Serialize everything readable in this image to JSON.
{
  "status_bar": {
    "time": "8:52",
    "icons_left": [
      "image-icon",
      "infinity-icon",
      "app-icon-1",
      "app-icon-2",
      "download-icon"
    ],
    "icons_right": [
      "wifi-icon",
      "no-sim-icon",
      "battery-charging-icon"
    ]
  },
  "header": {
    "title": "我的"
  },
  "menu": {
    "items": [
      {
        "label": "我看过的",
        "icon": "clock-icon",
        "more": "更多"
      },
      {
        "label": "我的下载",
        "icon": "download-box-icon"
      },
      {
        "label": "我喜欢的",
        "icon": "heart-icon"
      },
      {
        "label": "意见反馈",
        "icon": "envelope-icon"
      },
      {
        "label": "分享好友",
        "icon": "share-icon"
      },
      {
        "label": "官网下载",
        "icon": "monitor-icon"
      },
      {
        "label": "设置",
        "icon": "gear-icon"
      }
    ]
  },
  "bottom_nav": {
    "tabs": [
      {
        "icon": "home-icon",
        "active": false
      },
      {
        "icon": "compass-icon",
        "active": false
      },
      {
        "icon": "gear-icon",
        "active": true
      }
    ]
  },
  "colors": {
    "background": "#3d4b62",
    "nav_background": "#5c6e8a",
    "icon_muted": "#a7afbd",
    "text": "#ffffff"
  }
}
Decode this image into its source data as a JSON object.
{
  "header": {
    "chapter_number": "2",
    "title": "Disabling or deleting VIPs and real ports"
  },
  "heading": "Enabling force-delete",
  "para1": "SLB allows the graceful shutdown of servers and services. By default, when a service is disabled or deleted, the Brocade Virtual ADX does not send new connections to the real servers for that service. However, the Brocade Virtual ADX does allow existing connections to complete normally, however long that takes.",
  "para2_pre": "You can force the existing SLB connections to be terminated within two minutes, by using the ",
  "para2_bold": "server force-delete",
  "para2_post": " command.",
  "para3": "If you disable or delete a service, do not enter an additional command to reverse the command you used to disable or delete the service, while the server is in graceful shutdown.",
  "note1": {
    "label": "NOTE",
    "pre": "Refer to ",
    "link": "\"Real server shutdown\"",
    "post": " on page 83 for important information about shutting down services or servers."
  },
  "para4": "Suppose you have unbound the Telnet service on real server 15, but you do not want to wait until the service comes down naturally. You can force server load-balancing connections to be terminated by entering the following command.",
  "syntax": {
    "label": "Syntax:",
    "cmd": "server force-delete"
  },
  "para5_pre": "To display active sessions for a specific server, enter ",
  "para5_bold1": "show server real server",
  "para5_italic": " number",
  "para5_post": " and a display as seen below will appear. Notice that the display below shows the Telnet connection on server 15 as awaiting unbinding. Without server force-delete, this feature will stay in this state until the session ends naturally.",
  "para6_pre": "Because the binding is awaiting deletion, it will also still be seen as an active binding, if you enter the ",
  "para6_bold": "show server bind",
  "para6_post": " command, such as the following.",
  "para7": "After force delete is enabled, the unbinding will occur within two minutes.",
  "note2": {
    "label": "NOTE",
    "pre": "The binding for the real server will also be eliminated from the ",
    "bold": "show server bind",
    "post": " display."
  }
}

→ The task
Which lines contain "active"? Copy each of them out.

→ Answer to the exercise
        "active": false
        "active": false
        "active": true
  "para5_pre": "To display active sessions for a specific server, enter ",
  "para6_pre": "Because the binding is awaiting deletion, it will also still be seen as an active binding, if you enter the ",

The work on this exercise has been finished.